» **PROBLEM**: Would you restate all the data that follows, word for word?

» **EXTRACTED RECORDS**:
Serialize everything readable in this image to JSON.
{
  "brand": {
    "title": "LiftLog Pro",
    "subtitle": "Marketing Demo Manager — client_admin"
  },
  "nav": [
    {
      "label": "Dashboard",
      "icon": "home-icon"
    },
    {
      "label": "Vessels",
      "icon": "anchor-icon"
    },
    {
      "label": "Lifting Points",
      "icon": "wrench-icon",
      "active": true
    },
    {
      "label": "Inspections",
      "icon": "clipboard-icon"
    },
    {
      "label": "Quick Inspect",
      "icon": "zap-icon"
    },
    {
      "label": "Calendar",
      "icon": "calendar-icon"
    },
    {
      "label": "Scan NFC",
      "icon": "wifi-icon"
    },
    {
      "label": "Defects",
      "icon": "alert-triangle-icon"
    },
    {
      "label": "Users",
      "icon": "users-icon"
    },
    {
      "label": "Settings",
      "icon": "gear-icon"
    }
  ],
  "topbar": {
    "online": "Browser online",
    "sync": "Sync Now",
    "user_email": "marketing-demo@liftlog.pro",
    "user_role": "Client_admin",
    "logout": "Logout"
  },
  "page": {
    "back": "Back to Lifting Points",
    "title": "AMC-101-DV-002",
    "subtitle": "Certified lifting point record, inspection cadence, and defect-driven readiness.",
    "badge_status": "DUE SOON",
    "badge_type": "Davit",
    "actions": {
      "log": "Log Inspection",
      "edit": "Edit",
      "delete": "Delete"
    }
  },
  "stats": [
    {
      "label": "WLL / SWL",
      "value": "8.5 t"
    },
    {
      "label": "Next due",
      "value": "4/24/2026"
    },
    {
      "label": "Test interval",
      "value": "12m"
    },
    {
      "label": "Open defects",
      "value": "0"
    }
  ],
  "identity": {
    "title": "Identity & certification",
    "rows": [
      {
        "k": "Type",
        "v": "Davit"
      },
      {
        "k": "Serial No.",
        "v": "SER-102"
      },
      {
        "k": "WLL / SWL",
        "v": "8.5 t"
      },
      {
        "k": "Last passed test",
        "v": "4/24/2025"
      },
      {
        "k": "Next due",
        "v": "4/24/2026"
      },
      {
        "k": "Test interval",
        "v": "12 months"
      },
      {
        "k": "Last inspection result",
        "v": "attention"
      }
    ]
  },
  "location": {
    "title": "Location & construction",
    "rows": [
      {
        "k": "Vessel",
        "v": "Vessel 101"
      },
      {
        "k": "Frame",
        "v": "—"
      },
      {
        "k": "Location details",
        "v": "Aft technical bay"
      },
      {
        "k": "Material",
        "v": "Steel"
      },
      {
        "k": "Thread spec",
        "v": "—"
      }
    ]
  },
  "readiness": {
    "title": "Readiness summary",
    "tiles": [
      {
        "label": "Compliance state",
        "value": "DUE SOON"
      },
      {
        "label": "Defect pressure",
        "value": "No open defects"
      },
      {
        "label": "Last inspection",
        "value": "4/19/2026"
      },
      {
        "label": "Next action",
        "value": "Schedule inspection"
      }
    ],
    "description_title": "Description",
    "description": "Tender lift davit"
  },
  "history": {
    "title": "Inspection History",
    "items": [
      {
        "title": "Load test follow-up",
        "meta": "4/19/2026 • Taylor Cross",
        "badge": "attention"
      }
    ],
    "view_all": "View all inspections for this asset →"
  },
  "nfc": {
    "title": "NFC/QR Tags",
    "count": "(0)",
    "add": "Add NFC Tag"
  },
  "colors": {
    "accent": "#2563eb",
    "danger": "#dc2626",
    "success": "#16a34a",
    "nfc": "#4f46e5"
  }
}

» **WRITTEN REPLY**:
Serialize everything readable in this image to JSON.
{
  "brand": {
    "title": "LiftLog Pro",
    "subtitle": "Marketing Demo Manager — client_admin"
  },
  "nav": [
    {
      "label": "Dashboard",
      "icon": "home-icon"
    },
    {
      "label": "Vessels",
      "icon": "anchor-icon"
    },
    {
      "label": "Lifting Points",
      "icon": "wrench-icon",
      "active": true
    },
    {
      "label": "Inspections",
      "icon": "clipboard-icon"
    },
    {
      "label": "Quick Inspect",
      "icon": "zap-icon"
    },
    {
      "label": "Calendar",
      "icon": "calendar-icon"
    },
    {
      "label": "Scan NFC",
      "icon": "wifi-icon"
    },
    {
      "label": "Defects",
      "icon": "alert-triangle-icon"
    },
    {
      "label": "Users",
      "icon": "users-icon"
    },
    {
      "label": "Settings",
      "icon": "gear-icon"
    }
  ],
  "topbar": {
    "online": "Browser online",
    "sync": "Sync Now",
    "user_email": "marketing-demo@liftlog.pro",
    "user_role": "Client_admin",
    "logout": "Logout"
  },
  "page": {
    "back": "Back to Lifting Points",
    "title": "AMC-101-DV-002",
    "subtitle": "Certified lifting point record, inspection cadence, and defect-driven readiness.",
    "badge_status": "DUE SOON",
    "badge_type": "Davit",
    "actions": {
      "log": "Log Inspection",
      "edit": "Edit",
      "delete": "Delete"
    }
  },
  "stats": [
    {
      "label": "WLL / SWL",
      "value": "8.5 t"
    },
    {
      "label": "Next due",
      "value": "4/24/2026"
    },
    {
      "label": "Test interval",
      "value": "12m"
    },
    {
      "label": "Open defects",
      "value": "0"
    }
  ],
  "identity": {
    "title": "Identity & certification",
    "rows": [
      {
        "k": "Type",
        "v": "Davit"
      },
      {
        "k": "Serial No.",
        "v": "SER-102"
      },
      {
        "k": "WLL / SWL",
        "v": "8.5 t"
      },
      {
        "k": "Last passed test",
        "v": "4/24/2025"
      },
      {
        "k": "Next due",
        "v": "4/24/2026"
      },
      {
        "k": "Test interval",
        "v": "12 months"
      },
      {
        "k": "Last inspection result",
        "v": "attention"
      }
    ]
  },
  "location": {
    "title": "Location & construction",
    "rows": [
      {
        "k": "Vessel",
        "v": "Vessel 101"
      },
      {
        "k": "Frame",
        "v": "—"
      },
      {
        "k": "Location details",
        "v": "Aft technical bay"
      },
      {
        "k": "Material",
        "v": "Steel"
      },
      {
        "k": "Thread spec",
        "v": "—"
      }
    ]
  },
  "readiness": {
    "title": "Readiness summary",
    "tiles": [
      {
        "label": "Compliance state",
        "value": "DUE SOON"
      },
      {
        "label": "Defect pressure",
        "value": "No open defects"
      },
      {
        "label": "Last inspection",
        "value": "4/19/2026"
      },
      {
        "label": "Next action",
        "value": "Schedule inspection"
      }
    ],
    "description_title": "Description",
    "description": "Tender lift davit"
  },
  "history": {
    "title": "Inspection History",
    "items": [
      {
        "title": "Load test follow-up",
        "meta": "4/19/2026 • Taylor Cross",
        "badge": "attention"
      }
    ],
    "view_all": "View all inspections for this asset →"
  },
  "nfc": {
    "title": "NFC/QR Tags",
    "count": "(0)",
    "add": "Add NFC Tag"
  },
  "colors": {
    "accent": "#2563eb",
    "danger": "#dc2626",
    "success": "#16a34a",
    "nfc": "#4f46e5"
  }
}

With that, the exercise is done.